> Aim of the exercise: Retype the records below exactly as they appear, but leave out any pictures.

> Material for this exercise:
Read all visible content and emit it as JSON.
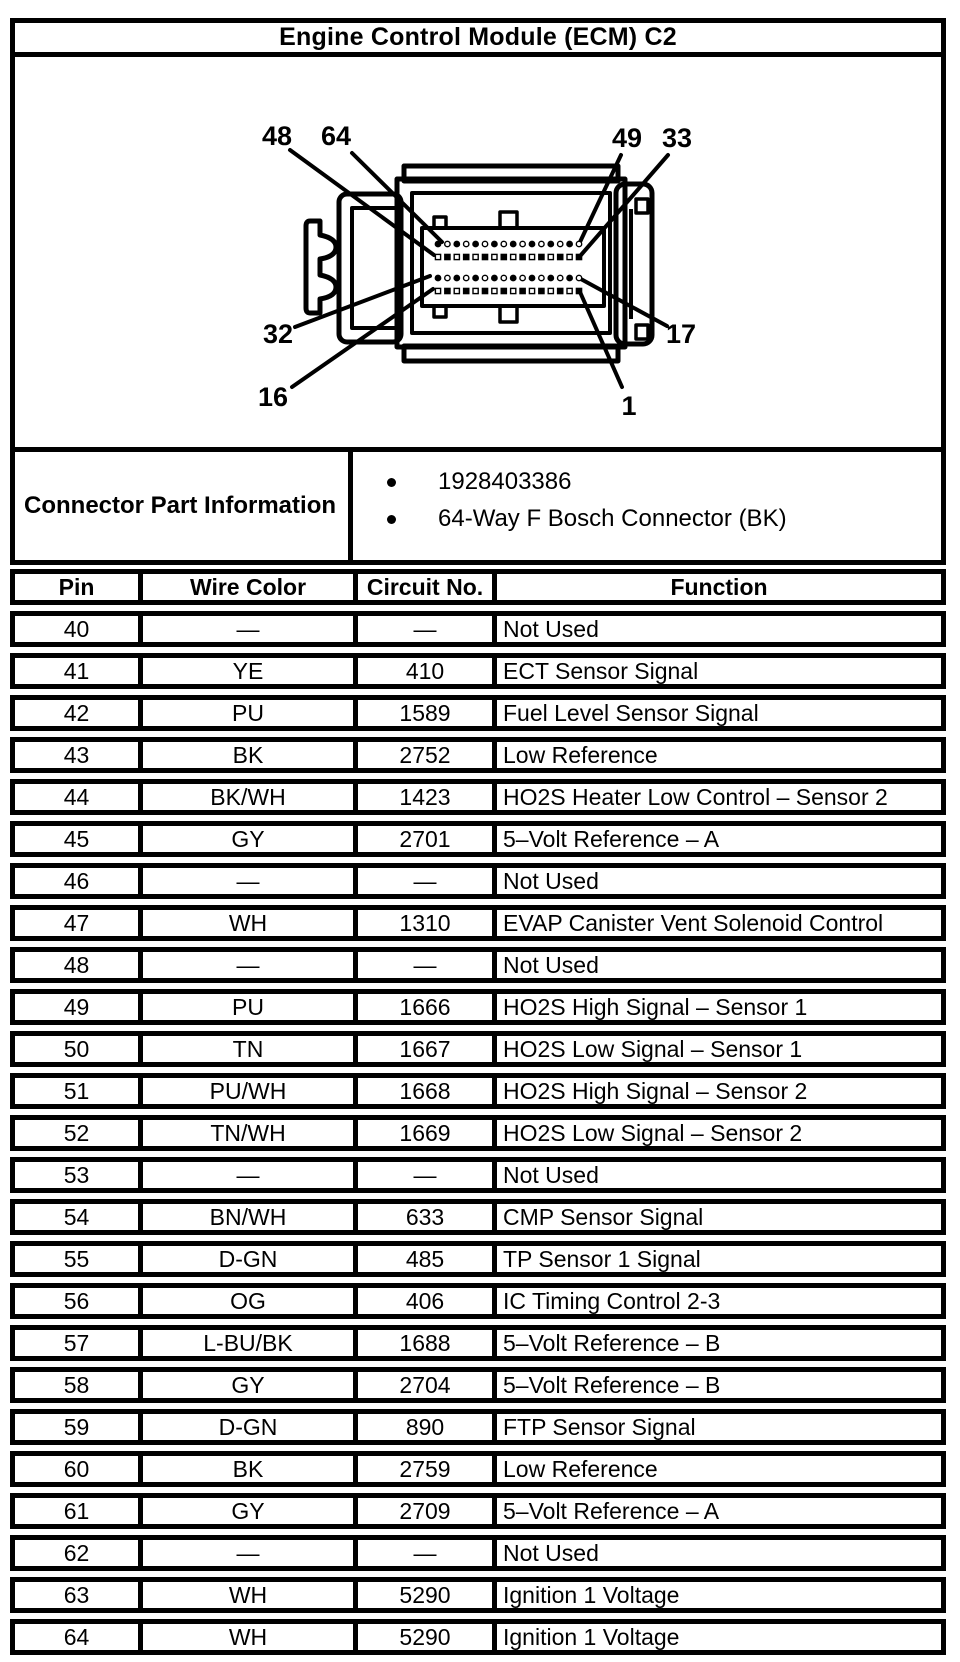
{
  "title": "Engine Control Module (ECM) C2",
  "diagram": {
    "pin_labels": [
      "48",
      "64",
      "49",
      "33",
      "32",
      "17",
      "16",
      "1"
    ],
    "pin_rows": 4,
    "pins_per_row": 16
  },
  "connector_part_information": {
    "label": "Connector Part Information",
    "bullets": [
      "1928403386",
      "64-Way F Bosch Connector (BK)"
    ]
  },
  "table": {
    "headers": [
      "Pin",
      "Wire Color",
      "Circuit No.",
      "Function"
    ],
    "rows": [
      {
        "pin": "40",
        "wire_color": "—",
        "circuit_no": "—",
        "function": "Not Used"
      },
      {
        "pin": "41",
        "wire_color": "YE",
        "circuit_no": "410",
        "function": "ECT Sensor Signal"
      },
      {
        "pin": "42",
        "wire_color": "PU",
        "circuit_no": "1589",
        "function": "Fuel Level Sensor Signal"
      },
      {
        "pin": "43",
        "wire_color": "BK",
        "circuit_no": "2752",
        "function": "Low Reference"
      },
      {
        "pin": "44",
        "wire_color": "BK/WH",
        "circuit_no": "1423",
        "function": "HO2S Heater Low Control – Sensor 2"
      },
      {
        "pin": "45",
        "wire_color": "GY",
        "circuit_no": "2701",
        "function": "5–Volt Reference – A"
      },
      {
        "pin": "46",
        "wire_color": "—",
        "circuit_no": "—",
        "function": "Not Used"
      },
      {
        "pin": "47",
        "wire_color": "WH",
        "circuit_no": "1310",
        "function": "EVAP Canister Vent Solenoid Control"
      },
      {
        "pin": "48",
        "wire_color": "—",
        "circuit_no": "—",
        "function": "Not Used"
      },
      {
        "pin": "49",
        "wire_color": "PU",
        "circuit_no": "1666",
        "function": "HO2S High Signal – Sensor 1"
      },
      {
        "pin": "50",
        "wire_color": "TN",
        "circuit_no": "1667",
        "function": "HO2S Low Signal – Sensor 1"
      },
      {
        "pin": "51",
        "wire_color": "PU/WH",
        "circuit_no": "1668",
        "function": "HO2S High Signal – Sensor 2"
      },
      {
        "pin": "52",
        "wire_color": "TN/WH",
        "circuit_no": "1669",
        "function": "HO2S Low Signal – Sensor 2"
      },
      {
        "pin": "53",
        "wire_color": "—",
        "circuit_no": "—",
        "function": "Not Used"
      },
      {
        "pin": "54",
        "wire_color": "BN/WH",
        "circuit_no": "633",
        "function": "CMP Sensor Signal"
      },
      {
        "pin": "55",
        "wire_color": "D-GN",
        "circuit_no": "485",
        "function": "TP Sensor 1 Signal"
      },
      {
        "pin": "56",
        "wire_color": "OG",
        "circuit_no": "406",
        "function": "IC Timing Control 2-3"
      },
      {
        "pin": "57",
        "wire_color": "L-BU/BK",
        "circuit_no": "1688",
        "function": "5–Volt Reference – B"
      },
      {
        "pin": "58",
        "wire_color": "GY",
        "circuit_no": "2704",
        "function": "5–Volt Reference – B"
      },
      {
        "pin": "59",
        "wire_color": "D-GN",
        "circuit_no": "890",
        "function": "FTP Sensor Signal"
      },
      {
        "pin": "60",
        "wire_color": "BK",
        "circuit_no": "2759",
        "function": "Low Reference"
      },
      {
        "pin": "61",
        "wire_color": "GY",
        "circuit_no": "2709",
        "function": "5–Volt Reference – A"
      },
      {
        "pin": "62",
        "wire_color": "—",
        "circuit_no": "—",
        "function": "Not Used"
      },
      {
        "pin": "63",
        "wire_color": "WH",
        "circuit_no": "5290",
        "function": "Ignition 1 Voltage"
      },
      {
        "pin": "64",
        "wire_color": "WH",
        "circuit_no": "5290",
        "function": "Ignition 1 Voltage"
      }
    ]
  }
}
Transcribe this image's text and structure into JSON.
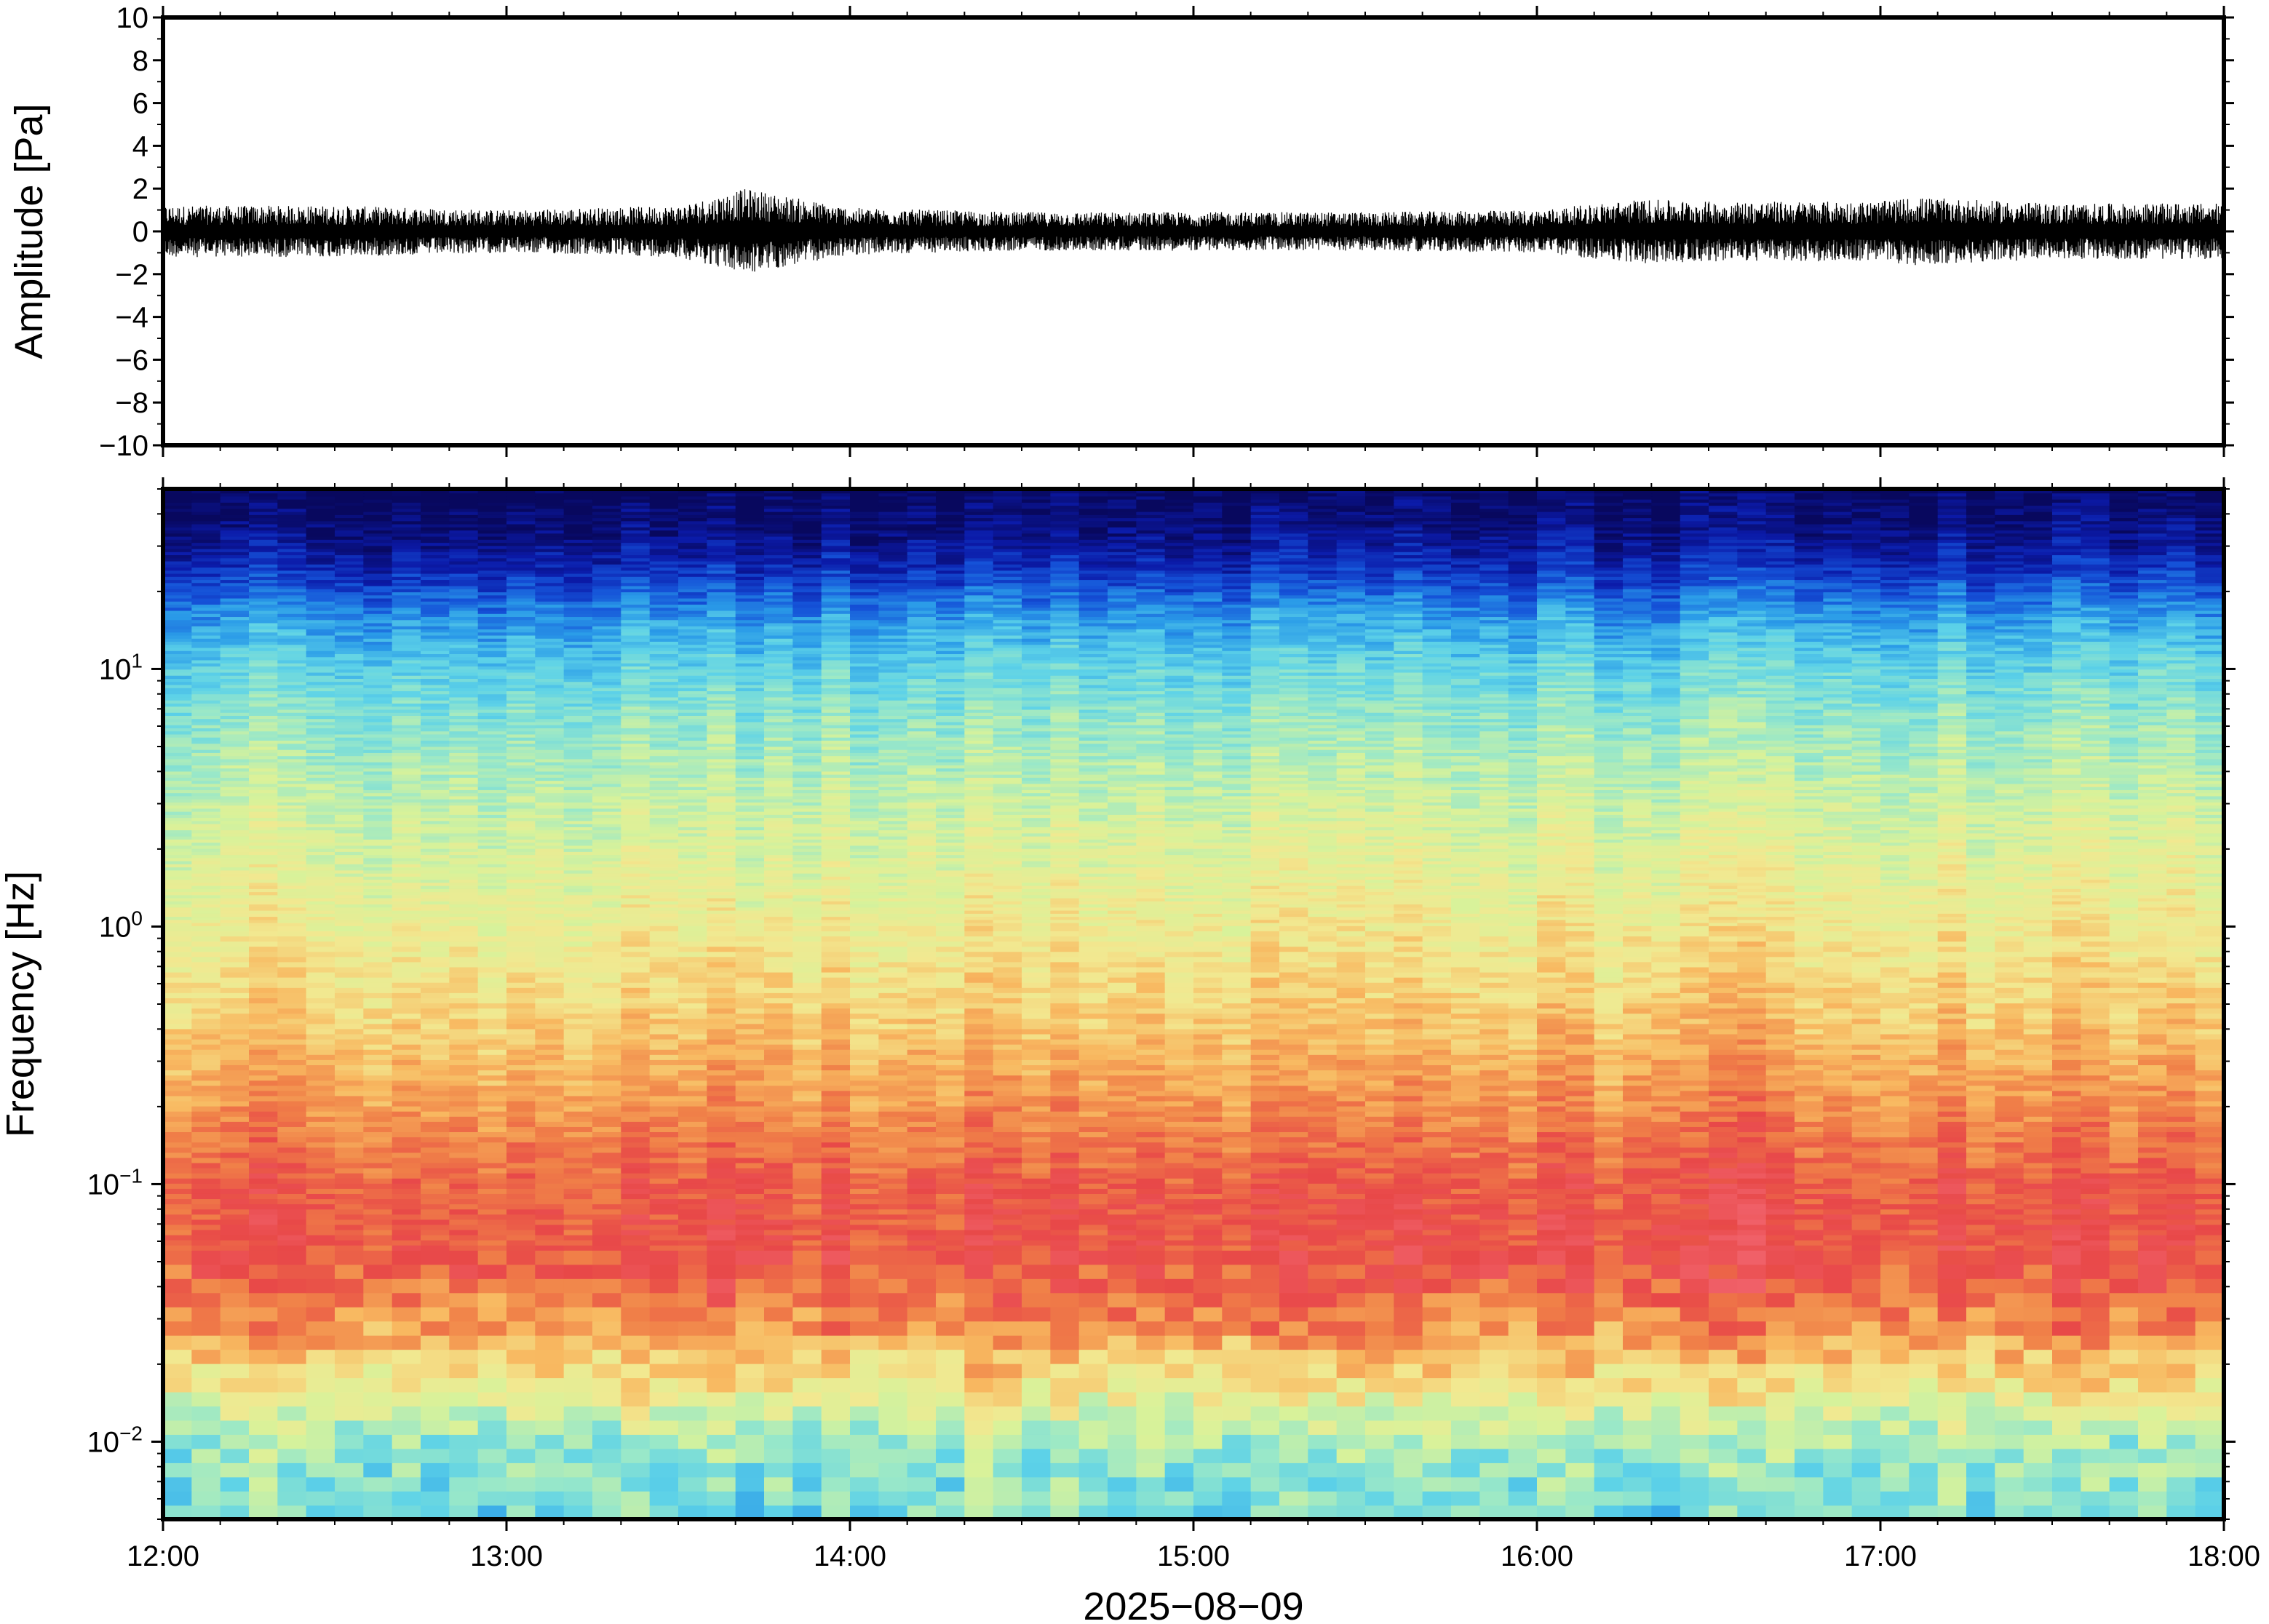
{
  "chart_data": [
    {
      "type": "line",
      "ylabel": "Amplitude [Pa]",
      "ylim": [
        -10,
        10
      ],
      "y_ticks": [
        -10,
        -8,
        -6,
        -4,
        -2,
        0,
        2,
        4,
        6,
        8,
        10
      ],
      "y_tick_labels": [
        "−10",
        "−8",
        "−6",
        "−4",
        "−2",
        "0",
        "2",
        "4",
        "6",
        "8",
        "10"
      ],
      "x_range": [
        "12:00",
        "18:00"
      ],
      "series": [
        {
          "values_description_envelope": [],
          "time_hours": [
            12.0,
            12.5,
            13.0,
            13.5,
            13.7,
            14.0,
            14.5,
            15.0,
            15.5,
            16.0,
            16.3,
            16.5,
            17.0,
            17.1,
            17.5,
            18.0
          ],
          "peak_amplitude": [
            1.2,
            1.2,
            1.0,
            1.2,
            2.0,
            1.1,
            0.9,
            0.9,
            0.9,
            1.0,
            1.5,
            1.4,
            1.4,
            1.6,
            1.3,
            1.3
          ]
        }
      ],
      "grid": false
    },
    {
      "type": "heatmap",
      "ylabel": "Frequency [Hz]",
      "yscale": "log",
      "ylim": [
        0.005,
        50
      ],
      "y_ticks": [
        0.01,
        0.1,
        1,
        10
      ],
      "y_tick_labels": [
        {
          "base": "10",
          "exp": "−2"
        },
        {
          "base": "10",
          "exp": "−1"
        },
        {
          "base": "10",
          "exp": "0"
        },
        {
          "base": "10",
          "exp": "1"
        }
      ],
      "xlabel": "2025−08−09",
      "x_ticks": [
        "12:00",
        "13:00",
        "14:00",
        "15:00",
        "16:00",
        "17:00",
        "18:00"
      ],
      "x_range_hours": [
        12,
        18
      ],
      "colormap": [
        "#08085e",
        "#0b1aa8",
        "#1552d8",
        "#2a9be8",
        "#5dd2e8",
        "#9ae8c8",
        "#d8f29a",
        "#f2e890",
        "#f8b860",
        "#f08048",
        "#e84848",
        "#f06068"
      ],
      "bright_events_hours": [
        13.7,
        16.35,
        16.6
      ],
      "grid": false
    }
  ]
}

> Task result:
Read all visible content and emit it as JSON.
{
  "title": "Engine Control Module (ECM) C2",
  "diagram": {
    "pin_labels": [
      "48",
      "64",
      "49",
      "33",
      "32",
      "17",
      "16",
      "1"
    ],
    "pin_rows": 4,
    "pins_per_row": 16
  },
  "connector_part_information": {
    "label": "Connector Part Information",
    "bullets": [
      "1928403386",
      "64-Way F Bosch Connector (BK)"
    ]
  },
  "table": {
    "headers": [
      "Pin",
      "Wire Color",
      "Circuit No.",
      "Function"
    ],
    "rows": [
      {
        "pin": "40",
        "wire_color": "—",
        "circuit_no": "—",
        "function": "Not Used"
      },
      {
        "pin": "41",
        "wire_color": "YE",
        "circuit_no": "410",
        "function": "ECT Sensor Signal"
      },
      {
        "pin": "42",
        "wire_color": "PU",
        "circuit_no": "1589",
        "function": "Fuel Level Sensor Signal"
      },
      {
        "pin": "43",
        "wire_color": "BK",
        "circuit_no": "2752",
        "function": "Low Reference"
      },
      {
        "pin": "44",
        "wire_color": "BK/WH",
        "circuit_no": "1423",
        "function": "HO2S Heater Low Control – Sensor 2"
      },
      {
        "pin": "45",
        "wire_color": "GY",
        "circuit_no": "2701",
        "function": "5–Volt Reference – A"
      },
      {
        "pin": "46",
        "wire_color": "—",
        "circuit_no": "—",
        "function": "Not Used"
      },
      {
        "pin": "47",
        "wire_color": "WH",
        "circuit_no": "1310",
        "function": "EVAP Canister Vent Solenoid Control"
      },
      {
        "pin": "48",
        "wire_color": "—",
        "circuit_no": "—",
        "function": "Not Used"
      },
      {
        "pin": "49",
        "wire_color": "PU",
        "circuit_no": "1666",
        "function": "HO2S High Signal – Sensor 1"
      },
      {
        "pin": "50",
        "wire_color": "TN",
        "circuit_no": "1667",
        "function": "HO2S Low Signal – Sensor 1"
      },
      {
        "pin": "51",
        "wire_color": "PU/WH",
        "circuit_no": "1668",
        "function": "HO2S High Signal – Sensor 2"
      },
      {
        "pin": "52",
        "wire_color": "TN/WH",
        "circuit_no": "1669",
        "function": "HO2S Low Signal – Sensor 2"
      },
      {
        "pin": "53",
        "wire_color": "—",
        "circuit_no": "—",
        "function": "Not Used"
      },
      {
        "pin": "54",
        "wire_color": "BN/WH",
        "circuit_no": "633",
        "function": "CMP Sensor Signal"
      },
      {
        "pin": "55",
        "wire_color": "D-GN",
        "circuit_no": "485",
        "function": "TP Sensor 1 Signal"
      },
      {
        "pin": "56",
        "wire_color": "OG",
        "circuit_no": "406",
        "function": "IC Timing Control 2-3"
      },
      {
        "pin": "57",
        "wire_color": "L-BU/BK",
        "circuit_no": "1688",
        "function": "5–Volt Reference – B"
      },
      {
        "pin": "58",
        "wire_color": "GY",
        "circuit_no": "2704",
        "function": "5–Volt Reference – B"
      },
      {
        "pin": "59",
        "wire_color": "D-GN",
        "circuit_no": "890",
        "function": "FTP Sensor Signal"
      },
      {
        "pin": "60",
        "wire_color": "BK",
        "circuit_no": "2759",
        "function": "Low Reference"
      },
      {
        "pin": "61",
        "wire_color": "GY",
        "circuit_no": "2709",
        "function": "5–Volt Reference – A"
      },
      {
        "pin": "62",
        "wire_color": "—",
        "circuit_no": "—",
        "function": "Not Used"
      },
      {
        "pin": "63",
        "wire_color": "WH",
        "circuit_no": "5290",
        "function": "Ignition 1 Voltage"
      },
      {
        "pin": "64",
        "wire_color": "WH",
        "circuit_no": "5290",
        "function": "Ignition 1 Voltage"
      }
    ]
  }
}
Transcribe this image's text and structure into JSON.
{
  "chart_data": [
    {
      "type": "line",
      "ylabel": "Amplitude [Pa]",
      "ylim": [
        -10,
        10
      ],
      "y_ticks": [
        -10,
        -8,
        -6,
        -4,
        -2,
        0,
        2,
        4,
        6,
        8,
        10
      ],
      "y_tick_labels": [
        "−10",
        "−8",
        "−6",
        "−4",
        "−2",
        "0",
        "2",
        "4",
        "6",
        "8",
        "10"
      ],
      "x_range": [
        "12:00",
        "18:00"
      ],
      "series": [
        {
          "values_description_envelope": [],
          "time_hours": [
            12.0,
            12.5,
            13.0,
            13.5,
            13.7,
            14.0,
            14.5,
            15.0,
            15.5,
            16.0,
            16.3,
            16.5,
            17.0,
            17.1,
            17.5,
            18.0
          ],
          "peak_amplitude": [
            1.2,
            1.2,
            1.0,
            1.2,
            2.0,
            1.1,
            0.9,
            0.9,
            0.9,
            1.0,
            1.5,
            1.4,
            1.4,
            1.6,
            1.3,
            1.3
          ]
        }
      ],
      "grid": false
    },
    {
      "type": "heatmap",
      "ylabel": "Frequency [Hz]",
      "yscale": "log",
      "ylim": [
        0.005,
        50
      ],
      "y_ticks": [
        0.01,
        0.1,
        1,
        10
      ],
      "y_tick_labels": [
        {
          "base": "10",
          "exp": "−2"
        },
        {
          "base": "10",
          "exp": "−1"
        },
        {
          "base": "10",
          "exp": "0"
        },
        {
          "base": "10",
          "exp": "1"
        }
      ],
      "xlabel": "2025−08−09",
      "x_ticks": [
        "12:00",
        "13:00",
        "14:00",
        "15:00",
        "16:00",
        "17:00",
        "18:00"
      ],
      "x_range_hours": [
        12,
        18
      ],
      "colormap": [
        "#08085e",
        "#0b1aa8",
        "#1552d8",
        "#2a9be8",
        "#5dd2e8",
        "#9ae8c8",
        "#d8f29a",
        "#f2e890",
        "#f8b860",
        "#f08048",
        "#e84848",
        "#f06068"
      ],
      "bright_events_hours": [
        13.7,
        16.35,
        16.6
      ],
      "grid": false
    }
  ]
}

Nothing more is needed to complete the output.